"""
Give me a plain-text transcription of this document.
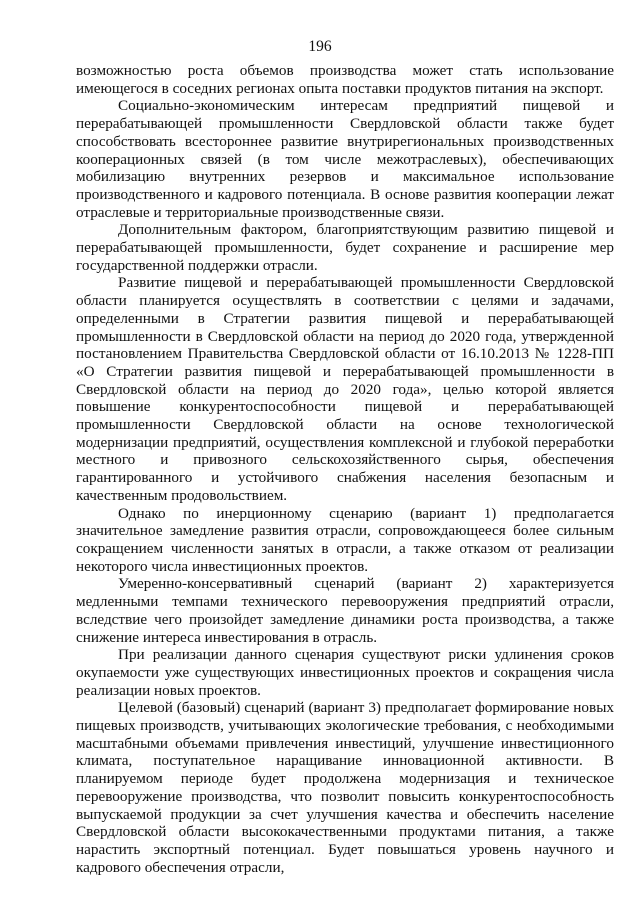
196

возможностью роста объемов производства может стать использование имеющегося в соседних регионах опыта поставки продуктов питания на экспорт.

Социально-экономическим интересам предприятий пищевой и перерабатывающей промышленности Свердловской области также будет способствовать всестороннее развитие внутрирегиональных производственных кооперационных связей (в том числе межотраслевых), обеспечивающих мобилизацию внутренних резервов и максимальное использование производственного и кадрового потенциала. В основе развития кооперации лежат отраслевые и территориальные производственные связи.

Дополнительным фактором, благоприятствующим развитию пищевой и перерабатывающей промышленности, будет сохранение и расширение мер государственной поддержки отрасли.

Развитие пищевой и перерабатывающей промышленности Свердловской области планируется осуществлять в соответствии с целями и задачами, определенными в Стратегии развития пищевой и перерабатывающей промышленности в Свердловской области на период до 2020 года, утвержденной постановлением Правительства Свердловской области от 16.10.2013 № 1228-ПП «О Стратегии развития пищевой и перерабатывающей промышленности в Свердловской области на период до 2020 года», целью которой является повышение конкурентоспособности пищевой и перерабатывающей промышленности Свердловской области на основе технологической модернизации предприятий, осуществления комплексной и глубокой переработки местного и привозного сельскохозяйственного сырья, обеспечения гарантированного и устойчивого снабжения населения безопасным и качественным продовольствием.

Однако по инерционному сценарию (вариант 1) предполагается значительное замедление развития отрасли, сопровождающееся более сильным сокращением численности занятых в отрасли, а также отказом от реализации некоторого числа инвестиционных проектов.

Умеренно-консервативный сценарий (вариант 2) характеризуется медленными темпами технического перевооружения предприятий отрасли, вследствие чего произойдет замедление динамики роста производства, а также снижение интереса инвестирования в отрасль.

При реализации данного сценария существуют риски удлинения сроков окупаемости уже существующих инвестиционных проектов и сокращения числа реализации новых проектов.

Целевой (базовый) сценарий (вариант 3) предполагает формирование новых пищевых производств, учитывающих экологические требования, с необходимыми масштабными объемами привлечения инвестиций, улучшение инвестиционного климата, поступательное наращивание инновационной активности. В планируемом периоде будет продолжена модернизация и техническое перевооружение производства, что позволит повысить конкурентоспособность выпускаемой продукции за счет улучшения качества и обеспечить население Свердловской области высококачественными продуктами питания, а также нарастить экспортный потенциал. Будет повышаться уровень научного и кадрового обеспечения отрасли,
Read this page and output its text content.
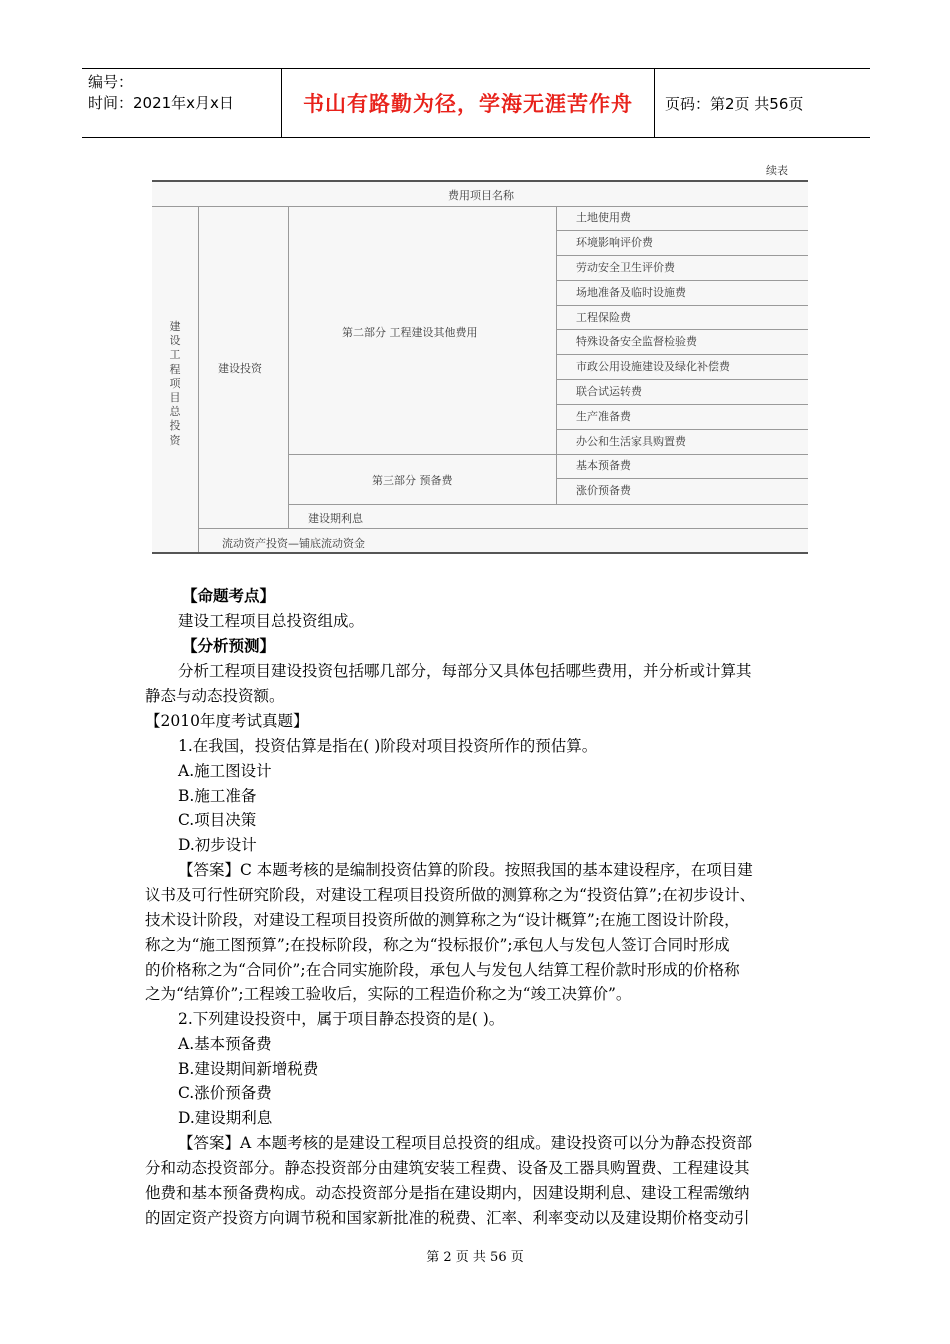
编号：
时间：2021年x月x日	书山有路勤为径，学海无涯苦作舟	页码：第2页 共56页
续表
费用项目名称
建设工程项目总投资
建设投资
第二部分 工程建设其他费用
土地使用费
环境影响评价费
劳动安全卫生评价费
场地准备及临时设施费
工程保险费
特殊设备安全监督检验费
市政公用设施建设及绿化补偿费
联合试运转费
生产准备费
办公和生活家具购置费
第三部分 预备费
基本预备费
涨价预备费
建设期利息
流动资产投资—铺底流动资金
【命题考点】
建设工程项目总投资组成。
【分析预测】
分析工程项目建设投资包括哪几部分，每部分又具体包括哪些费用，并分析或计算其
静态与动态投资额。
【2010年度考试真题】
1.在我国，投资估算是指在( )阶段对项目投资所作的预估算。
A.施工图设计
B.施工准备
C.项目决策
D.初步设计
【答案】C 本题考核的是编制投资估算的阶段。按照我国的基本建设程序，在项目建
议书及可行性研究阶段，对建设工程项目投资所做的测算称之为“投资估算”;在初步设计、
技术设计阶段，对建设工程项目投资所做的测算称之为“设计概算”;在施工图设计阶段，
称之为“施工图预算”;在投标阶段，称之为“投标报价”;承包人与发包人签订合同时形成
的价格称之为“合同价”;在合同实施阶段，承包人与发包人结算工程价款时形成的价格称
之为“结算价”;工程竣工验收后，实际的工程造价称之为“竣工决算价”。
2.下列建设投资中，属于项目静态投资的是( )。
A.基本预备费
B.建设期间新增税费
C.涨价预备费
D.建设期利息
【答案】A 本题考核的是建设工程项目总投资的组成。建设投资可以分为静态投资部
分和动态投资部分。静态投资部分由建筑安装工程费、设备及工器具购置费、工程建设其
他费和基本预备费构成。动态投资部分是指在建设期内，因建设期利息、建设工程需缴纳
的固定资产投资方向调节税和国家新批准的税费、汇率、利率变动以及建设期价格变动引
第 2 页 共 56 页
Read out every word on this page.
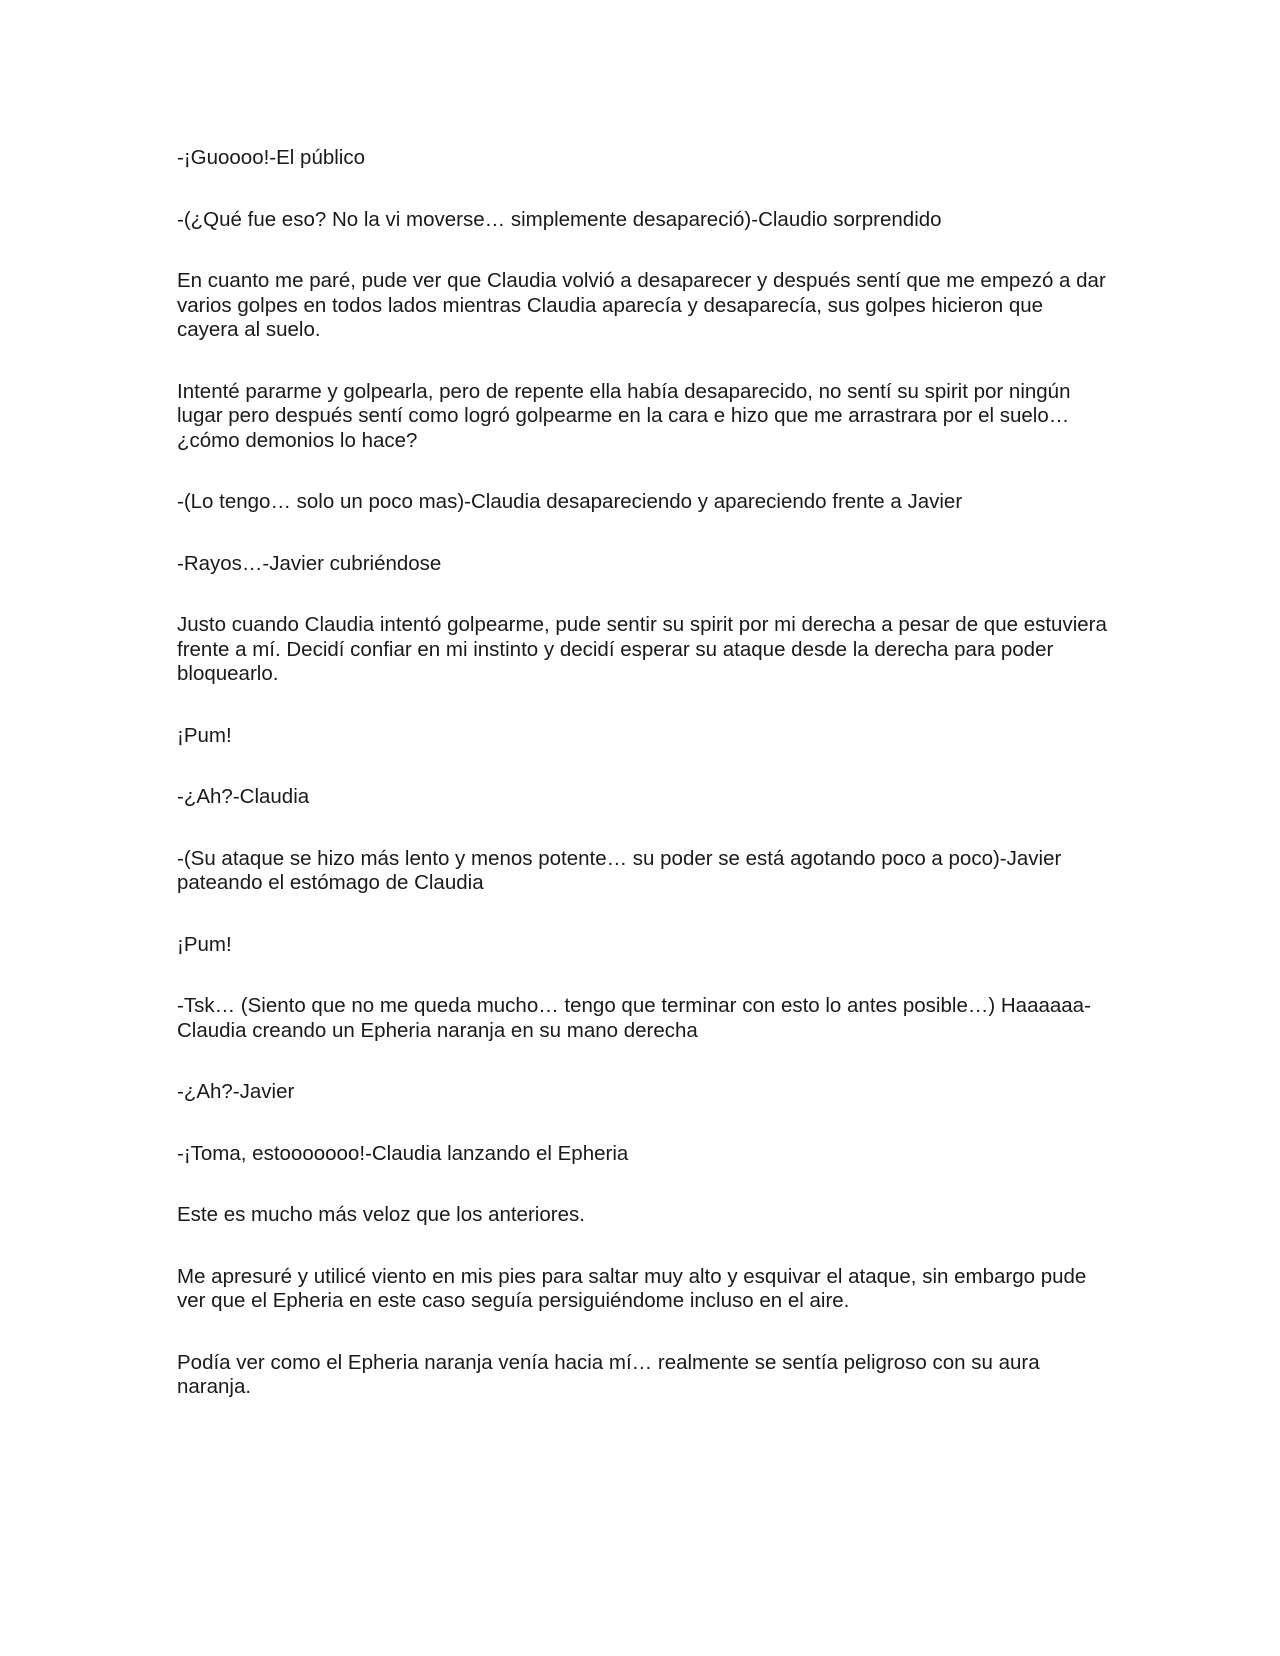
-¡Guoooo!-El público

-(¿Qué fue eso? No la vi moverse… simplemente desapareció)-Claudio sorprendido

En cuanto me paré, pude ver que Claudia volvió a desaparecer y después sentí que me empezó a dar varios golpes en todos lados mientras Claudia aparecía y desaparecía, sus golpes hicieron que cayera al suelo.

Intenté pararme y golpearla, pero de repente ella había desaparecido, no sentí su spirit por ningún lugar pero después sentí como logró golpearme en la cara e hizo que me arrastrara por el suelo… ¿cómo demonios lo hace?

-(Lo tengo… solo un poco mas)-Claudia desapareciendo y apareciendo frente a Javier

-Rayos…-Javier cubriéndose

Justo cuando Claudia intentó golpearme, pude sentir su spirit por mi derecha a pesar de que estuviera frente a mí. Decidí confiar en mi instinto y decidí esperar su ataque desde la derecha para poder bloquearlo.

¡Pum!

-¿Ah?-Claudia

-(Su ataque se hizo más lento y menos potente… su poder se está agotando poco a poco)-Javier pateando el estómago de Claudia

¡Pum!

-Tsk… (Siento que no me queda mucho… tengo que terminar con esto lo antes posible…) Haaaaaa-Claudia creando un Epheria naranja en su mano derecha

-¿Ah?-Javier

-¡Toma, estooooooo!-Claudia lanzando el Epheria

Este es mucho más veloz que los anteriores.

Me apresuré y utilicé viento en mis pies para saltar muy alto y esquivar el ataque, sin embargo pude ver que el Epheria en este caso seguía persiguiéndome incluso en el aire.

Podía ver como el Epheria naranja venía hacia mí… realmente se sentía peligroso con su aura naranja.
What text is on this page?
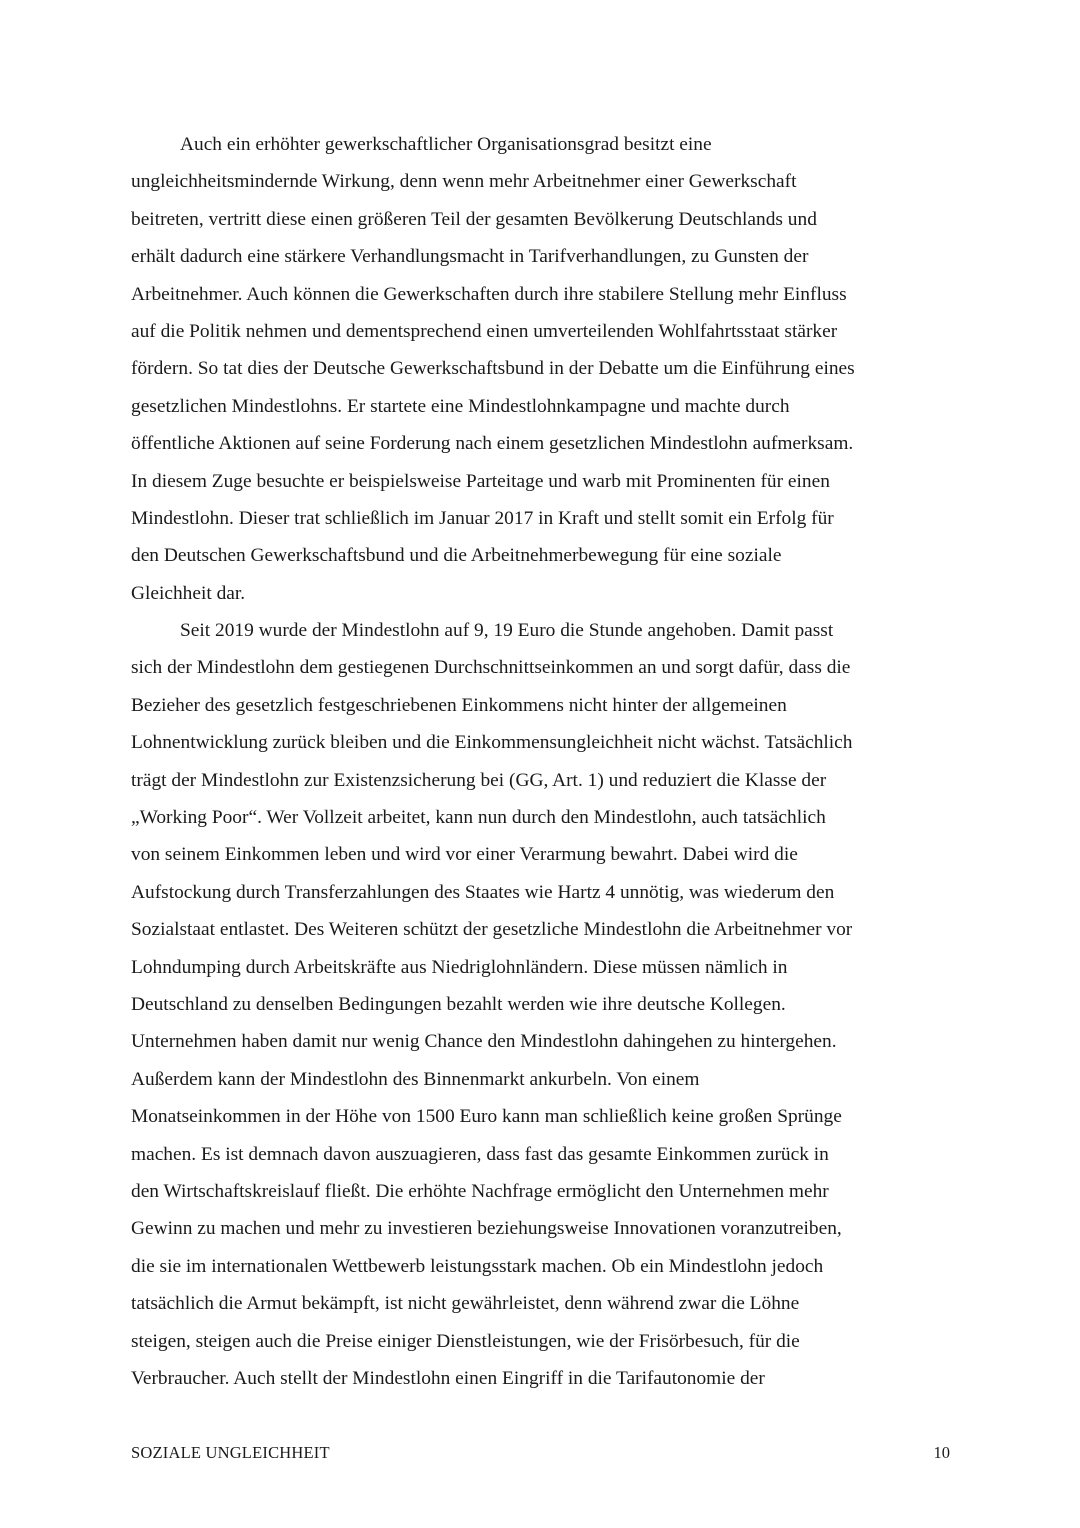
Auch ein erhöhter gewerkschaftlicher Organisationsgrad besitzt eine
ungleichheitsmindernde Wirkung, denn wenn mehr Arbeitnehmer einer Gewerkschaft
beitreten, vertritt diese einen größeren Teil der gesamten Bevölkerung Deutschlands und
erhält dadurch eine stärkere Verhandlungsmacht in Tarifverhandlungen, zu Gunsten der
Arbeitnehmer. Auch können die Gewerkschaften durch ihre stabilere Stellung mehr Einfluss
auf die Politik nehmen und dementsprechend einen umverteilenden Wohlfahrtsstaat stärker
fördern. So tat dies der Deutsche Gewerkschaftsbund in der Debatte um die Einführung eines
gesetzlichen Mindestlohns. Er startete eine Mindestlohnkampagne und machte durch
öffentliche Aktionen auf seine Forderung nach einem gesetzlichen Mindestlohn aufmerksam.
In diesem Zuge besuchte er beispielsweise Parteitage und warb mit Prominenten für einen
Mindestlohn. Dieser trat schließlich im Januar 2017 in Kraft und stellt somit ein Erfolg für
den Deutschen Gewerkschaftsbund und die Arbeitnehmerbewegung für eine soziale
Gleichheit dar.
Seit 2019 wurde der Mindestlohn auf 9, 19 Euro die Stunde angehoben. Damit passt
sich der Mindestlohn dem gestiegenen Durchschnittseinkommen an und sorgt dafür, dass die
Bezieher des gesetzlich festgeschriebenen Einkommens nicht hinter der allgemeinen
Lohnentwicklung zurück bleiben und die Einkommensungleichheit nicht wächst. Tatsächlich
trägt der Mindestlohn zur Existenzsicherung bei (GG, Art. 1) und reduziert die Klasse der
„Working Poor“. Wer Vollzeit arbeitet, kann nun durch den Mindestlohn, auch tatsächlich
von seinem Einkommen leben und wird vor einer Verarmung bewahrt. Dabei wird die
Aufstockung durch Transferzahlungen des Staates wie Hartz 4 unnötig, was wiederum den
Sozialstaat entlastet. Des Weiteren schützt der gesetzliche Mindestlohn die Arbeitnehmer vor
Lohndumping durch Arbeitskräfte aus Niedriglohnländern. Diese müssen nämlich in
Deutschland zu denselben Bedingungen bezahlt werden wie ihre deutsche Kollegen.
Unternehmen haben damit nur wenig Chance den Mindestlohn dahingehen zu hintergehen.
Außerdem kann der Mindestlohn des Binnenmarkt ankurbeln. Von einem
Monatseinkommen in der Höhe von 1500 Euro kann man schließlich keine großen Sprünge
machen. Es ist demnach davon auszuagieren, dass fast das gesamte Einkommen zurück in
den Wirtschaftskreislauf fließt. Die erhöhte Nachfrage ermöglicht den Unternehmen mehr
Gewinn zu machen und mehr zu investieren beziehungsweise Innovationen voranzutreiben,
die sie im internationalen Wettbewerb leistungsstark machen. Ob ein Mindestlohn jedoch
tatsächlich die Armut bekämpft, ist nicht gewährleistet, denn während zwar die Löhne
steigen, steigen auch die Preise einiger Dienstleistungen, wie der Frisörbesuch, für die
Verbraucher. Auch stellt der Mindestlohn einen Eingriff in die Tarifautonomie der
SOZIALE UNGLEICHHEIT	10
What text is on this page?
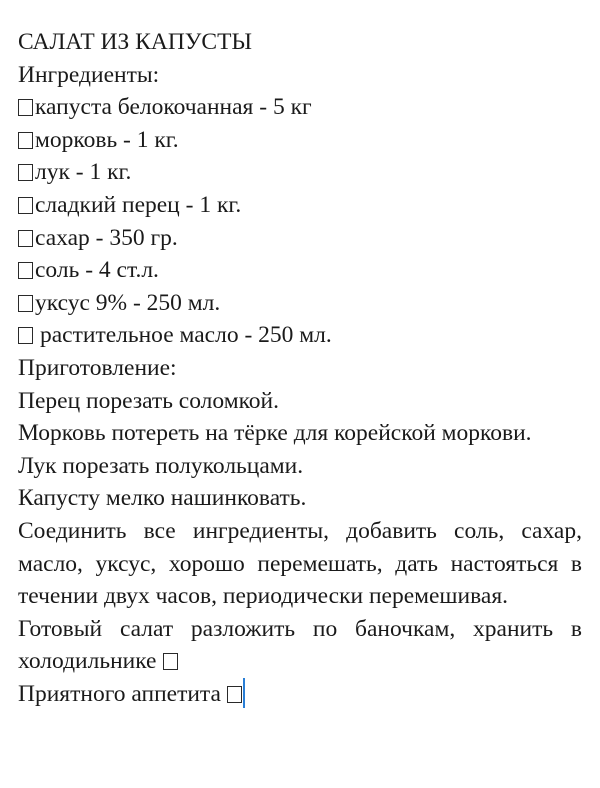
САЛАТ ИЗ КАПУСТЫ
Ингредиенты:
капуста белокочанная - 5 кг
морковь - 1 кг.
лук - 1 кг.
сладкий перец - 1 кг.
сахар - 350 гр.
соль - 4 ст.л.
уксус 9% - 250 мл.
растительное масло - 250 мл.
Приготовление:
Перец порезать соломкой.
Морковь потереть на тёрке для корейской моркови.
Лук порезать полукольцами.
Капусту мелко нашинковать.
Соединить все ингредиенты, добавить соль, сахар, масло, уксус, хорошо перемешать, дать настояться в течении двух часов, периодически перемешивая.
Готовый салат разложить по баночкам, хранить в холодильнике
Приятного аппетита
"""
## Exercise
Where a line of the entries contains the word "zurück", copy that line.

## Result of the task
Lohnentwicklung zurück bleiben und die Einkommensungleichheit nicht wächst. Tatsächlich
machen. Es ist demnach davon auszuagieren, dass fast das gesamte Einkommen zurück in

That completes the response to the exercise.